Collected data:
------------------------------------------------------------

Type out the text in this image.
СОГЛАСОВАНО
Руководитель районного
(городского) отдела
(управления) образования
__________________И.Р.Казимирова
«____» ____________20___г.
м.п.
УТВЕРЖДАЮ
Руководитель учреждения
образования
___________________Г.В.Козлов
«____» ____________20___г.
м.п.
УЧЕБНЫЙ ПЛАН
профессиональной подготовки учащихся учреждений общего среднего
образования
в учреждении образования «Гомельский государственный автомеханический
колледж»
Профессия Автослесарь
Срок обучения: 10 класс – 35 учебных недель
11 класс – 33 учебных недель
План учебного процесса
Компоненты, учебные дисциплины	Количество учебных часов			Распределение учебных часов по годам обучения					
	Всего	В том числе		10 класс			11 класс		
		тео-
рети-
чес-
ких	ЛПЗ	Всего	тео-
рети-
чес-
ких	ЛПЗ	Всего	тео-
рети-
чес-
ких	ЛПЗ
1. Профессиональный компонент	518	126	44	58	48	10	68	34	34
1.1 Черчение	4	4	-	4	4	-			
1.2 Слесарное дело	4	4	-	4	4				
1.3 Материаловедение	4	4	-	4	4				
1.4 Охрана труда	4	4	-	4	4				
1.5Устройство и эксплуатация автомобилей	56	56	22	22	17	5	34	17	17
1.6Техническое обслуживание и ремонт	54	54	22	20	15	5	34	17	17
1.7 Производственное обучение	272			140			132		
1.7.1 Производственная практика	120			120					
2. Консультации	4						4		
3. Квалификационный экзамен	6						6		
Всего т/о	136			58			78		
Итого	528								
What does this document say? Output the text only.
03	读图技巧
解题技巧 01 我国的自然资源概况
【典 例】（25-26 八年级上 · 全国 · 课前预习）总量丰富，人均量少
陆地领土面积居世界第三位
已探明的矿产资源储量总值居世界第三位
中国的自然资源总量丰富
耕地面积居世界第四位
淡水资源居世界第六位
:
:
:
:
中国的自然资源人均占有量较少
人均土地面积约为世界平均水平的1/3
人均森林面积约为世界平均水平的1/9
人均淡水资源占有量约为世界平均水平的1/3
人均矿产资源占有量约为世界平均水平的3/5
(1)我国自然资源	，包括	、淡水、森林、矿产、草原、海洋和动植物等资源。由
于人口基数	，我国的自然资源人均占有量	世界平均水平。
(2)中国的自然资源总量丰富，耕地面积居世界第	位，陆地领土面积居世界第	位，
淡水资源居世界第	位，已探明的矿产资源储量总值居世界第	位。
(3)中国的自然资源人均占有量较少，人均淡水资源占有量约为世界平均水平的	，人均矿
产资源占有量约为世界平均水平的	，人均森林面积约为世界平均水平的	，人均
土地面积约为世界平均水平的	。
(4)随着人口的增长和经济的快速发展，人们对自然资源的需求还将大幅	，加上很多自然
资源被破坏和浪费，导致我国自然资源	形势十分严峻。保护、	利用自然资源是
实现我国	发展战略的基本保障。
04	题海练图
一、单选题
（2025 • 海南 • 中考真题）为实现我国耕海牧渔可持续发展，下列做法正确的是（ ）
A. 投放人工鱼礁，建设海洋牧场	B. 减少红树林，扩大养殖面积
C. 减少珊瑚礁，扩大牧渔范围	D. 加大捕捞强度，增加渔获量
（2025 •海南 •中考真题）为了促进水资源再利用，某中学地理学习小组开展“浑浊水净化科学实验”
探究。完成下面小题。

------------------------------------------------------------

_DESCRIPTION OF THE TASK_:
Restate every line of the data word for word.

_SOLUTION TO THIS TASK_:
Type out the text in this image.
СОГЛАСОВАНО
Руководитель районного
(городского) отдела
(управления) образования
__________________И.Р.Казимирова
«____» ____________20___г.
м.п.
УТВЕРЖДАЮ
Руководитель учреждения
образования
___________________Г.В.Козлов
«____» ____________20___г.
м.п.
УЧЕБНЫЙ ПЛАН
профессиональной подготовки учащихся учреждений общего среднего
образования
в учреждении образования «Гомельский государственный автомеханический
колледж»
Профессия Автослесарь
Срок обучения: 10 класс – 35 учебных недель
11 класс – 33 учебных недель
План учебного процесса
Компоненты, учебные дисциплины	Количество учебных часов			Распределение учебных часов по годам обучения					
	Всего	В том числе		10 класс			11 класс		
		тео-
рети-
чес-
ких	ЛПЗ	Всего	тео-
рети-
чес-
ких	ЛПЗ	Всего	тео-
рети-
чес-
ких	ЛПЗ
1. Профессиональный компонент	518	126	44	58	48	10	68	34	34
1.1 Черчение	4	4	-	4	4	-			
1.2 Слесарное дело	4	4	-	4	4				
1.3 Материаловедение	4	4	-	4	4				
1.4 Охрана труда	4	4	-	4	4				
1.5Устройство и эксплуатация автомобилей	56	56	22	22	17	5	34	17	17
1.6Техническое обслуживание и ремонт	54	54	22	20	15	5	34	17	17
1.7 Производственное обучение	272			140			132		
1.7.1 Производственная практика	120			120					
2. Консультации	4						4		
3. Квалификационный экзамен	6						6		
Всего т/о	136			58			78		
Итого	528								
What does this document say? Output the text only.
03	读图技巧
解题技巧 01 我国的自然资源概况
【典 例】（25-26 八年级上 · 全国 · 课前预习）总量丰富，人均量少
陆地领土面积居世界第三位
已探明的矿产资源储量总值居世界第三位
中国的自然资源总量丰富
耕地面积居世界第四位
淡水资源居世界第六位
:
:
:
:
中国的自然资源人均占有量较少
人均土地面积约为世界平均水平的1/3
人均森林面积约为世界平均水平的1/9
人均淡水资源占有量约为世界平均水平的1/3
人均矿产资源占有量约为世界平均水平的3/5
(1)我国自然资源	，包括	、淡水、森林、矿产、草原、海洋和动植物等资源。由
于人口基数	，我国的自然资源人均占有量	世界平均水平。
(2)中国的自然资源总量丰富，耕地面积居世界第	位，陆地领土面积居世界第	位，
淡水资源居世界第	位，已探明的矿产资源储量总值居世界第	位。
(3)中国的自然资源人均占有量较少，人均淡水资源占有量约为世界平均水平的	，人均矿
产资源占有量约为世界平均水平的	，人均森林面积约为世界平均水平的	，人均
土地面积约为世界平均水平的	。
(4)随着人口的增长和经济的快速发展，人们对自然资源的需求还将大幅	，加上很多自然
资源被破坏和浪费，导致我国自然资源	形势十分严峻。保护、	利用自然资源是
实现我国	发展战略的基本保障。
04	题海练图
一、单选题
（2025 • 海南 • 中考真题）为实现我国耕海牧渔可持续发展，下列做法正确的是（ ）
A. 投放人工鱼礁，建设海洋牧场	B. 减少红树林，扩大养殖面积
C. 减少珊瑚礁，扩大牧渔范围	D. 加大捕捞强度，增加渔获量
（2025 •海南 •中考真题）为了促进水资源再利用，某中学地理学习小组开展“浑浊水净化科学实验”
探究。完成下面小题。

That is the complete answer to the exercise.